*What needs to be done:* Edit the lines from the line with "List each element" to the line with "523, 164, 538]", replacing "spectrum-line" with "spectrum-trace" and leaving everything else as it is. Give only those lines.

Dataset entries
****************

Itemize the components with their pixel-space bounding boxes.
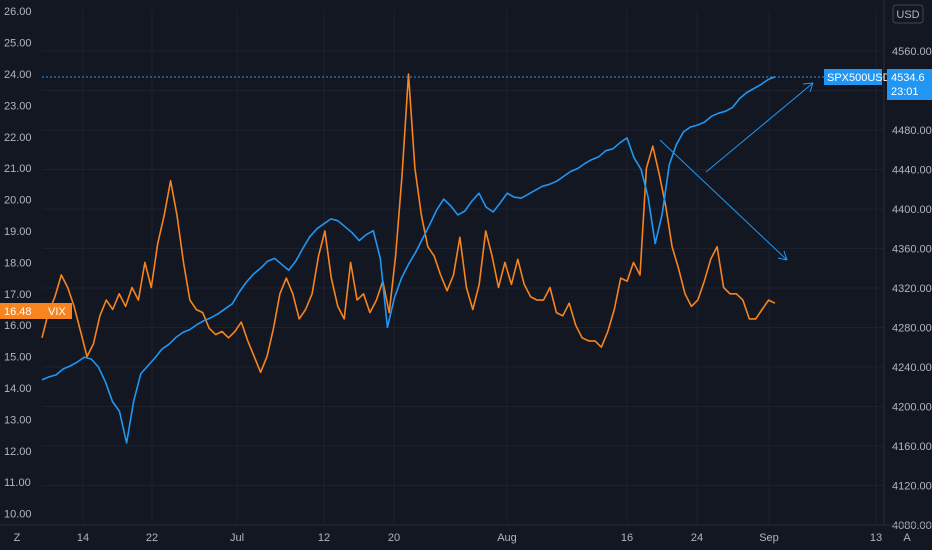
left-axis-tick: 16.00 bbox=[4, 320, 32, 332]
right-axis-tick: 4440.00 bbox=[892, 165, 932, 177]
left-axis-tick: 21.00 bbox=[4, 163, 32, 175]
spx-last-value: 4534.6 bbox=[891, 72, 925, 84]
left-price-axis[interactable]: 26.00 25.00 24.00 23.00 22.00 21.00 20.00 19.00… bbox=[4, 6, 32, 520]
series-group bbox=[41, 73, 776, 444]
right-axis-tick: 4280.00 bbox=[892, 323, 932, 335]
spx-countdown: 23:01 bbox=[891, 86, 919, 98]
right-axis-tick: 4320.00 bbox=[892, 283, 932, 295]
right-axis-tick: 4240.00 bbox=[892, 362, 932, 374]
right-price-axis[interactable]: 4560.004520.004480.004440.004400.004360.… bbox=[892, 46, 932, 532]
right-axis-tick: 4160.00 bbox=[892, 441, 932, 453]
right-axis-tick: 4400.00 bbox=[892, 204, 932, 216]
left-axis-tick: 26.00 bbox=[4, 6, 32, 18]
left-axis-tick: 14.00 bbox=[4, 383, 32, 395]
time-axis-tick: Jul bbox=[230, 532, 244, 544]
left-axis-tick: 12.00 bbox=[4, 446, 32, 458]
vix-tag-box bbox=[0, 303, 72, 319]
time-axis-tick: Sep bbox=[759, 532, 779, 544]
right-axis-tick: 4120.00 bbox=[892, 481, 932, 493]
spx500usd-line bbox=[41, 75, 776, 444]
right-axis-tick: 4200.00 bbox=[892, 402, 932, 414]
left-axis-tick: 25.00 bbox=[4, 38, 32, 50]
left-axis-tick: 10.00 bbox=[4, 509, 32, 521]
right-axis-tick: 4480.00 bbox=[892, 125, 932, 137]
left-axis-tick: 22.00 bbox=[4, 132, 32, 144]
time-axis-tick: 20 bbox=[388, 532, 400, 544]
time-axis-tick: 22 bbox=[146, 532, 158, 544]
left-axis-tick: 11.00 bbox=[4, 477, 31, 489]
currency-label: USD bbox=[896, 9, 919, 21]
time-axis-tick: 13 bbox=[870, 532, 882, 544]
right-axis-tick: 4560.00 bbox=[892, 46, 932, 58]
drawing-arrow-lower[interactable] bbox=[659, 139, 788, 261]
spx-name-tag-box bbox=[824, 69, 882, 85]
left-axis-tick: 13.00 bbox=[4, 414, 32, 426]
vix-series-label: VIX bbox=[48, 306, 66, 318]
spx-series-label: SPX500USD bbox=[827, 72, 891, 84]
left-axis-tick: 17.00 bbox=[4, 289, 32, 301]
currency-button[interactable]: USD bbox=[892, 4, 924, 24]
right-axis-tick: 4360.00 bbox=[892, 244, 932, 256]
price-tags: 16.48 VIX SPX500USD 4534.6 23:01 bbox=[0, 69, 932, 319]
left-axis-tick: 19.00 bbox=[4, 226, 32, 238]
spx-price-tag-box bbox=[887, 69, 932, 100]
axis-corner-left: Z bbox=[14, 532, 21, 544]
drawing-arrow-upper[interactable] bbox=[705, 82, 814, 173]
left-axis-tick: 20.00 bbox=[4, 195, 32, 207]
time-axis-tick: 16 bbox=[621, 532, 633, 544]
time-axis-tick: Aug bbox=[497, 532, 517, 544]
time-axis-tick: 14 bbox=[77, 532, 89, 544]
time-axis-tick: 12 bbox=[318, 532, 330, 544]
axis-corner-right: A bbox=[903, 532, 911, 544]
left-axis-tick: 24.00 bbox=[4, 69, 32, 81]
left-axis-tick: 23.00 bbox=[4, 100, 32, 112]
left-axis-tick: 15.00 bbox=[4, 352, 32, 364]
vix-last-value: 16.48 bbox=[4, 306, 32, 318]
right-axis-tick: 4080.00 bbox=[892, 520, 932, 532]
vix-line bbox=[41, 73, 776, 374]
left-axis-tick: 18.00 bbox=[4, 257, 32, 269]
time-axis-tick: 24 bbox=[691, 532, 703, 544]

****************

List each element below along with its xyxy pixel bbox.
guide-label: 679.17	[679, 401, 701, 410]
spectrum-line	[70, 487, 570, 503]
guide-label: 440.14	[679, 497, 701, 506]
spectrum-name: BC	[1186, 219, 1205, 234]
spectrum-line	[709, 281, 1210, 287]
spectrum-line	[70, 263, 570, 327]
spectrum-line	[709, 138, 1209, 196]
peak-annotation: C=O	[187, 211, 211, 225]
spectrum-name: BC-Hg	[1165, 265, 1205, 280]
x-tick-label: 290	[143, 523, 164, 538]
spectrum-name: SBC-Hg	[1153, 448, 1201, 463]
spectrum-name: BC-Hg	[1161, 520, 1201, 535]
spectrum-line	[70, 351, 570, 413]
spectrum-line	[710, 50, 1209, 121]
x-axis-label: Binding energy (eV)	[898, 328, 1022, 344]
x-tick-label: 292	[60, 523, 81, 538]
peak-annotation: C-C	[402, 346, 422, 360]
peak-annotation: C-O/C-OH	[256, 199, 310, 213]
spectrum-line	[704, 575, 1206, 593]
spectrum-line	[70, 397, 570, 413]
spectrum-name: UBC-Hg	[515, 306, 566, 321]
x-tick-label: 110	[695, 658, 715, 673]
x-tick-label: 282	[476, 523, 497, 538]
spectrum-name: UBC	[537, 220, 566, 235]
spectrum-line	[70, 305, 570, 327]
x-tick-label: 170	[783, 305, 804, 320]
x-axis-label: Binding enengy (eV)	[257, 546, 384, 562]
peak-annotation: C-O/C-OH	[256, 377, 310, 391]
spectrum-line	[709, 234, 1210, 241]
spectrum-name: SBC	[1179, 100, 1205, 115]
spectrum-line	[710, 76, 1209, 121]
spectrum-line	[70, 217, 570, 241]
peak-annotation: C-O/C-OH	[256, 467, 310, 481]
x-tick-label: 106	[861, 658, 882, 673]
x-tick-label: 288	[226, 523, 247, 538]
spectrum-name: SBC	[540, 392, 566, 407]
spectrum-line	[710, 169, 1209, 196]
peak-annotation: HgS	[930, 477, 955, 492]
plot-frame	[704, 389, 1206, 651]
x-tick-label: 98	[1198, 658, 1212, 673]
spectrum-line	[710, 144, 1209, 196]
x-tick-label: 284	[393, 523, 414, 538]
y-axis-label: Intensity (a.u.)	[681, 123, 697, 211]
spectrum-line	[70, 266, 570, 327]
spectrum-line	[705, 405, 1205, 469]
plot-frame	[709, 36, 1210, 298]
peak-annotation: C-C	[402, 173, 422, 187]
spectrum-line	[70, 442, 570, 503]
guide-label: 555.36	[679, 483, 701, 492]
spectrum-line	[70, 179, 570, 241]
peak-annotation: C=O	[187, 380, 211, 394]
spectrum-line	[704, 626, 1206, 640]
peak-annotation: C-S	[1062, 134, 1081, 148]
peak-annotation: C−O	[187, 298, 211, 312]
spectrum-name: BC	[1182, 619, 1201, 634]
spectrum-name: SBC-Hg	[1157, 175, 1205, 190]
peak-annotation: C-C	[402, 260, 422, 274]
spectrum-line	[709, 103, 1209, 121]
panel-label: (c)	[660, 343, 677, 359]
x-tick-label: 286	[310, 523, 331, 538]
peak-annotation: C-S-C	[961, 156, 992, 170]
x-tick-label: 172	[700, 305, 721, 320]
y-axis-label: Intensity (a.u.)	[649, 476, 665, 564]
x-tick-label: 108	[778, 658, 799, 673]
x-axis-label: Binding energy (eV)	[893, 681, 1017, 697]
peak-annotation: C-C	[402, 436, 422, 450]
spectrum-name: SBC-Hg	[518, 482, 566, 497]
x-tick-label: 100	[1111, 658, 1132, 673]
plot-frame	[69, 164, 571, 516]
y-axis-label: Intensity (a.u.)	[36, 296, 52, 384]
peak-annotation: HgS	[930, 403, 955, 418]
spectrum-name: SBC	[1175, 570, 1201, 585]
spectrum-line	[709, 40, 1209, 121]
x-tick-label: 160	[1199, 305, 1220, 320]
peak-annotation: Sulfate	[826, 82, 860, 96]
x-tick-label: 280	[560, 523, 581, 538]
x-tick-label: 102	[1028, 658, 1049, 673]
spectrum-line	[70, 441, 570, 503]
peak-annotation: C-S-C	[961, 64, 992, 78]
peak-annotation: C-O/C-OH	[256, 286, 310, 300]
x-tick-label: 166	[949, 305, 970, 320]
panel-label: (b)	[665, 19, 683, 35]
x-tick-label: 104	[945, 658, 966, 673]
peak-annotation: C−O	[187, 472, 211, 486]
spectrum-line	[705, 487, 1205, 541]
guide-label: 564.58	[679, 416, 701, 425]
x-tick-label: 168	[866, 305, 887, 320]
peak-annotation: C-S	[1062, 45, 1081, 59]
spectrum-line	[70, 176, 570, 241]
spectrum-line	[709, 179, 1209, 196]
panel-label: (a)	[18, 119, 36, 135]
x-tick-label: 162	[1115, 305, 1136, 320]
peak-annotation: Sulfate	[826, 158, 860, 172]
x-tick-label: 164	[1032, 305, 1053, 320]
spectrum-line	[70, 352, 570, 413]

****************

*Written response:*
List each element below along with its xyxy pixel bbox.
guide-label: 679.17	[679, 401, 701, 410]
spectrum-trace	[70, 487, 570, 503]
guide-label: 440.14	[679, 497, 701, 506]
spectrum-name: BC	[1186, 219, 1205, 234]
spectrum-trace	[709, 281, 1210, 287]
spectrum-trace	[70, 263, 570, 327]
spectrum-trace	[709, 138, 1209, 196]
peak-annotation: C=O	[187, 211, 211, 225]
spectrum-name: BC-Hg	[1165, 265, 1205, 280]
x-tick-label: 290	[143, 523, 164, 538]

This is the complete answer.